Work required - Scan the data beneath this task and copy each line that includes "cette".

Data shown -
--- begin ---

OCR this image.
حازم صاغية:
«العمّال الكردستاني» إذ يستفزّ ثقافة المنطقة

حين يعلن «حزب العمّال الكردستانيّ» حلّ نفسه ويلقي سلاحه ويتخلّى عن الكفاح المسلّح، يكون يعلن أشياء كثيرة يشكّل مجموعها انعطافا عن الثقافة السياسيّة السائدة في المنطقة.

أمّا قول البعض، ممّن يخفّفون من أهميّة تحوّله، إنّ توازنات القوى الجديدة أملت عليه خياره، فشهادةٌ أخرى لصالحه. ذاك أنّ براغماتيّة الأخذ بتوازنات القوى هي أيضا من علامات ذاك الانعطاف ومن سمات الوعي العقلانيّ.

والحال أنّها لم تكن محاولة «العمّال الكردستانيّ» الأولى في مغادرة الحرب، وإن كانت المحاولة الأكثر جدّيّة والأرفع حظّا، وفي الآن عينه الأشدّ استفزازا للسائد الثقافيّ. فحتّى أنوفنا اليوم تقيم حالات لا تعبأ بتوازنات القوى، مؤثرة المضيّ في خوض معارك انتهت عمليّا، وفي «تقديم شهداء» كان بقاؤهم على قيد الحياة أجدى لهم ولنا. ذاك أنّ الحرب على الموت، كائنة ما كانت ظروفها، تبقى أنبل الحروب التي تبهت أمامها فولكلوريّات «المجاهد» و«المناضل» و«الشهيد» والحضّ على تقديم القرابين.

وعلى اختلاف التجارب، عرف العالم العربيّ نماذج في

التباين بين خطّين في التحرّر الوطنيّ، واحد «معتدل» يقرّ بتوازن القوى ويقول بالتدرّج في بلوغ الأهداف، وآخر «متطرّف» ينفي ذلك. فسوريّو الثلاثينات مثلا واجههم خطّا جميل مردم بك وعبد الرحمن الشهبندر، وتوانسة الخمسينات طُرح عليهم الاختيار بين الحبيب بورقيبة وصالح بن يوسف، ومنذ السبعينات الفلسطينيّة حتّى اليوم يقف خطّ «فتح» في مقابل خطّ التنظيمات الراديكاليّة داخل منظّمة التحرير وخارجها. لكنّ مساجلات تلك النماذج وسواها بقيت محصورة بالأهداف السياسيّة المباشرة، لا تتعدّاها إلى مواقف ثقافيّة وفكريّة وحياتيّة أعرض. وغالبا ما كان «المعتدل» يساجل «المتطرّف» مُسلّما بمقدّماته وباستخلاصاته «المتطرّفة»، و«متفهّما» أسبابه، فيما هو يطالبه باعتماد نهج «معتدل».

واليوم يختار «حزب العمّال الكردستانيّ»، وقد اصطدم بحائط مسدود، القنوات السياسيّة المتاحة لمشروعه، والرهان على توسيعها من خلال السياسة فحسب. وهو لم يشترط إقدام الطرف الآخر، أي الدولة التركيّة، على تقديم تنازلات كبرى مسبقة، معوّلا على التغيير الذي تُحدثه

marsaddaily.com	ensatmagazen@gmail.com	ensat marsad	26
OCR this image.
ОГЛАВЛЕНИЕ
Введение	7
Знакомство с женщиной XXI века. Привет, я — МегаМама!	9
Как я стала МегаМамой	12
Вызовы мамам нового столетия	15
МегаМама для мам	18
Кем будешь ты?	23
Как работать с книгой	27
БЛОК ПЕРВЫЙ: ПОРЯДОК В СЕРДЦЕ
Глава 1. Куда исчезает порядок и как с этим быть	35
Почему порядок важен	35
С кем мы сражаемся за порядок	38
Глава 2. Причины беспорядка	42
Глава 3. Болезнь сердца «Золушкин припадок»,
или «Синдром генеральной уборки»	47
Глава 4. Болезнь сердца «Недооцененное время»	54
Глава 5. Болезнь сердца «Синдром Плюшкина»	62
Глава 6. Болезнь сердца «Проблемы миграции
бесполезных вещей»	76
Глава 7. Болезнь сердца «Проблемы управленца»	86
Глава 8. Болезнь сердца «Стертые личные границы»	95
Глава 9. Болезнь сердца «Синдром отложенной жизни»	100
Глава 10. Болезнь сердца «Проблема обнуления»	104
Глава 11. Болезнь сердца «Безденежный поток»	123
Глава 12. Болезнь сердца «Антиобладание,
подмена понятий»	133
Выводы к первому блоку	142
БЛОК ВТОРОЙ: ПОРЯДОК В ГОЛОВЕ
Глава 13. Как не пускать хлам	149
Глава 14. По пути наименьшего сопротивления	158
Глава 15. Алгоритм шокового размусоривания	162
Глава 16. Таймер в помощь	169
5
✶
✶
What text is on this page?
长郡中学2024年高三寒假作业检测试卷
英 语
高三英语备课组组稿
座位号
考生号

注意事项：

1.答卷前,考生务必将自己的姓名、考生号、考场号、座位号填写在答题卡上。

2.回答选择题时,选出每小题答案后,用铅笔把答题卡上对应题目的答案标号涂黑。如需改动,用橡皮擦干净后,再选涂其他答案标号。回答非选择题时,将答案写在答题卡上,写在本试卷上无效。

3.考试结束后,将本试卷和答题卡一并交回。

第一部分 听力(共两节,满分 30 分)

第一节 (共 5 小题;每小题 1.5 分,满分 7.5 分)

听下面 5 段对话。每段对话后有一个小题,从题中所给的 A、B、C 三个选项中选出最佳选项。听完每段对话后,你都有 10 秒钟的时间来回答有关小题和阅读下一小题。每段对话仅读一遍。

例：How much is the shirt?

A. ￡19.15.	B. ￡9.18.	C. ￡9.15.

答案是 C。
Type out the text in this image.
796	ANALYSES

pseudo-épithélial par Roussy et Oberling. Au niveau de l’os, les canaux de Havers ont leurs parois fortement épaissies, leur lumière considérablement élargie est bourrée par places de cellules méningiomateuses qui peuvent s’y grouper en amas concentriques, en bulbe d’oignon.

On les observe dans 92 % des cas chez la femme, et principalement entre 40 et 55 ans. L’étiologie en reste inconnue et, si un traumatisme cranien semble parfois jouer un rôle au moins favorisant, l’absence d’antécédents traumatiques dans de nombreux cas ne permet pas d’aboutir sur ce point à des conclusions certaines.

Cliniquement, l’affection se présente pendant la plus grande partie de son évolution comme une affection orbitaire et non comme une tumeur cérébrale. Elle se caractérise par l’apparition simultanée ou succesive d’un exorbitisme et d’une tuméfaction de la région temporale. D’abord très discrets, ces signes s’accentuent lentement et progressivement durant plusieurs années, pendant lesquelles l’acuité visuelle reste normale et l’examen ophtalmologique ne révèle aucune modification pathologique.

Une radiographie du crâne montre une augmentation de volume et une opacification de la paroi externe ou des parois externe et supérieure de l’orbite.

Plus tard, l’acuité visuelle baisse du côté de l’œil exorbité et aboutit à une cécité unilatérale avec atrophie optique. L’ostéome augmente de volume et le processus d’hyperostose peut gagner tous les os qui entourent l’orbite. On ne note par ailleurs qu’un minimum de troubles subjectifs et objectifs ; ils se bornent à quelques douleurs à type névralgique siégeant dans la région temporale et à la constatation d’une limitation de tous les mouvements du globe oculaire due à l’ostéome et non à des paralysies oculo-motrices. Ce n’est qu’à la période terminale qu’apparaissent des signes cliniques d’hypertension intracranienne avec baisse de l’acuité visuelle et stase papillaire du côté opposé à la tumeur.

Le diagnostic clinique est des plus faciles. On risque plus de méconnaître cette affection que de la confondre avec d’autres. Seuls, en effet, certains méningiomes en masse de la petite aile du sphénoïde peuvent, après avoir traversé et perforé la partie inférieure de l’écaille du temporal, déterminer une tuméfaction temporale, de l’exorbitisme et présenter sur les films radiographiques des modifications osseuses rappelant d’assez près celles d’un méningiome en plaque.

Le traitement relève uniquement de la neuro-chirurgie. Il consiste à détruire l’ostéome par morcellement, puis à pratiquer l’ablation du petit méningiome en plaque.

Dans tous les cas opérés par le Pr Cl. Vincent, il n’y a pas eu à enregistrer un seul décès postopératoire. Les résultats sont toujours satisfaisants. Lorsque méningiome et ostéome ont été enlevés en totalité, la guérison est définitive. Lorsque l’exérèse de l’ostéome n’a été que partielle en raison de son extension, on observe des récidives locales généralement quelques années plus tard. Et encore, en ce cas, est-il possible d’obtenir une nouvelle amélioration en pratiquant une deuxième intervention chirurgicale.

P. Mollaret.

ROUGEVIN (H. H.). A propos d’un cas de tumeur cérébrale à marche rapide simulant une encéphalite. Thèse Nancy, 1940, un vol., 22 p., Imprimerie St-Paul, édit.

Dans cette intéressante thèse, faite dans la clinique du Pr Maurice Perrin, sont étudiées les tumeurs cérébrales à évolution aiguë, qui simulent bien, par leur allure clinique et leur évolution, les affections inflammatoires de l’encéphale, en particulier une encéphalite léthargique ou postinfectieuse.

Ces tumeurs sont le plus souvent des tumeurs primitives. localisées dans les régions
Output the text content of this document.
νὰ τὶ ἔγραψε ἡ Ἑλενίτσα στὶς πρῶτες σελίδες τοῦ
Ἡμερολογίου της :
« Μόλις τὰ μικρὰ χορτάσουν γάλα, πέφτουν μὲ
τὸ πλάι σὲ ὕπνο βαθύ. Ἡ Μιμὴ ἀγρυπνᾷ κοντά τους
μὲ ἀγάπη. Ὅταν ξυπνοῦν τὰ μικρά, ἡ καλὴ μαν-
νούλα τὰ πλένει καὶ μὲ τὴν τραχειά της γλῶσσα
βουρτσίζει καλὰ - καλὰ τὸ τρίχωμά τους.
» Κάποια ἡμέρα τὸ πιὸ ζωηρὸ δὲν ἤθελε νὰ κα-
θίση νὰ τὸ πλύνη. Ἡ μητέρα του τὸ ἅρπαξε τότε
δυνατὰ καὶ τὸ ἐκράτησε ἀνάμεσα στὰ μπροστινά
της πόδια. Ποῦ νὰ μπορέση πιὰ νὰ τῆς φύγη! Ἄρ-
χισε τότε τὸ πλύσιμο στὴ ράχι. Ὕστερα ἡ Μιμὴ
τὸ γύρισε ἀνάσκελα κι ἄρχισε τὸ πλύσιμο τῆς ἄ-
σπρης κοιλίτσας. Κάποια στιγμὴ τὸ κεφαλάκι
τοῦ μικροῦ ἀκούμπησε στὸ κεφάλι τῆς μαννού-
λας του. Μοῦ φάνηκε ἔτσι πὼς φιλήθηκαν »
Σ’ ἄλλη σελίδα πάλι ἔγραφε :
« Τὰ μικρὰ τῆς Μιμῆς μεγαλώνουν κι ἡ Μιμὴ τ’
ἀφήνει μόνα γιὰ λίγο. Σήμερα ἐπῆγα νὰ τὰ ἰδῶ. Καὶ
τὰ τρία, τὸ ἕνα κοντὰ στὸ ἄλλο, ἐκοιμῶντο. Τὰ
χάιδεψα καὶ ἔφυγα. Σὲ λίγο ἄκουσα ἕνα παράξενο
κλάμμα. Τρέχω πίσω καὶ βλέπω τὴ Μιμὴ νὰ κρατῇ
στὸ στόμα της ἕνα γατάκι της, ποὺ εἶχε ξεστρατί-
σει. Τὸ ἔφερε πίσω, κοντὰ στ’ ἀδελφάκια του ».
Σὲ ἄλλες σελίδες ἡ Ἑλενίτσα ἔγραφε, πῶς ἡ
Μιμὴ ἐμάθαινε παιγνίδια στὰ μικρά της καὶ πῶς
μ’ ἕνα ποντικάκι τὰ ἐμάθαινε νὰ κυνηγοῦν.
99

--- end ---

Solution -
Le diagnostic clinique est des plus faciles. On risque plus de méconnaître cette affection que de la confondre avec d’autres. Seuls, en effet, certains méningiomes en masse de la petite aile du sphénoïde peuvent, après avoir traversé et perforé la partie inférieure de l’écaille du temporal, déterminer une tuméfaction temporale, de l’exorbitisme et présenter sur les films radiographiques des modifications osseuses rappelant d’assez près celles d’un méningiome en plaque.
Dans cette intéressante thèse, faite dans la clinique du Pr Maurice Perrin, sont étudiées les tumeurs cérébrales à évolution aiguë, qui simulent bien, par leur allure clinique et leur évolution, les affections inflammatoires de l’encéphale, en particulier une encéphalite léthargique ou postinfectieuse.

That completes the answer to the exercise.